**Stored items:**
┄┄┄┄┄┄
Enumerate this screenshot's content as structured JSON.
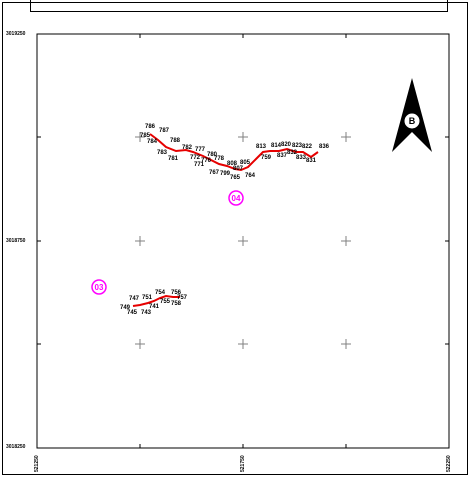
{
  "map": {
    "y_top_label": "3019250",
    "y_mid_label": "3018750",
    "y_bottom_label": "3018250",
    "x_left_label": "521250",
    "x_mid_label": "521750",
    "x_right_label": "522250",
    "north_letter": "B",
    "route_color": "#e60000",
    "group_color": "#ff00ff",
    "grid_color": "#808080"
  },
  "groups": [
    {
      "label": "04"
    },
    {
      "label": "03"
    }
  ],
  "points_upper": [
    {
      "label": "786"
    },
    {
      "label": "787"
    },
    {
      "label": "785"
    },
    {
      "label": "784"
    },
    {
      "label": "788"
    },
    {
      "label": "782"
    },
    {
      "label": "781"
    },
    {
      "label": "783"
    },
    {
      "label": "777"
    },
    {
      "label": "772"
    },
    {
      "label": "780"
    },
    {
      "label": "771"
    },
    {
      "label": "776"
    },
    {
      "label": "778"
    },
    {
      "label": "808"
    },
    {
      "label": "805"
    },
    {
      "label": "807"
    },
    {
      "label": "767"
    },
    {
      "label": "799"
    },
    {
      "label": "765"
    },
    {
      "label": "764"
    },
    {
      "label": "813"
    },
    {
      "label": "814"
    },
    {
      "label": "820"
    },
    {
      "label": "823"
    },
    {
      "label": "822"
    },
    {
      "label": "836"
    },
    {
      "label": "759"
    },
    {
      "label": "837"
    },
    {
      "label": "831"
    },
    {
      "label": "833"
    },
    {
      "label": "832"
    }
  ],
  "points_lower": [
    {
      "label": "747"
    },
    {
      "label": "751"
    },
    {
      "label": "754"
    },
    {
      "label": "756"
    },
    {
      "label": "749"
    },
    {
      "label": "741"
    },
    {
      "label": "757"
    },
    {
      "label": "758"
    },
    {
      "label": "745"
    },
    {
      "label": "743"
    },
    {
      "label": "755"
    }
  ]
}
┄┄┄┄┄┄
**Your objective:**
Copy the records above exactly, leaving out every picture.

**Result of this exercise:**
Enumerate this screenshot's content as structured JSON.
{
  "map": {
    "y_top_label": "3019250",
    "y_mid_label": "3018750",
    "y_bottom_label": "3018250",
    "x_left_label": "521250",
    "x_mid_label": "521750",
    "x_right_label": "522250",
    "north_letter": "B",
    "route_color": "#e60000",
    "group_color": "#ff00ff",
    "grid_color": "#808080"
  },
  "groups": [
    {
      "label": "04"
    },
    {
      "label": "03"
    }
  ],
  "points_upper": [
    {
      "label": "786"
    },
    {
      "label": "787"
    },
    {
      "label": "785"
    },
    {
      "label": "784"
    },
    {
      "label": "788"
    },
    {
      "label": "782"
    },
    {
      "label": "781"
    },
    {
      "label": "783"
    },
    {
      "label": "777"
    },
    {
      "label": "772"
    },
    {
      "label": "780"
    },
    {
      "label": "771"
    },
    {
      "label": "776"
    },
    {
      "label": "778"
    },
    {
      "label": "808"
    },
    {
      "label": "805"
    },
    {
      "label": "807"
    },
    {
      "label": "767"
    },
    {
      "label": "799"
    },
    {
      "label": "765"
    },
    {
      "label": "764"
    },
    {
      "label": "813"
    },
    {
      "label": "814"
    },
    {
      "label": "820"
    },
    {
      "label": "823"
    },
    {
      "label": "822"
    },
    {
      "label": "836"
    },
    {
      "label": "759"
    },
    {
      "label": "837"
    },
    {
      "label": "831"
    },
    {
      "label": "833"
    },
    {
      "label": "832"
    }
  ],
  "points_lower": [
    {
      "label": "747"
    },
    {
      "label": "751"
    },
    {
      "label": "754"
    },
    {
      "label": "756"
    },
    {
      "label": "749"
    },
    {
      "label": "741"
    },
    {
      "label": "757"
    },
    {
      "label": "758"
    },
    {
      "label": "745"
    },
    {
      "label": "743"
    },
    {
      "label": "755"
    }
  ]
}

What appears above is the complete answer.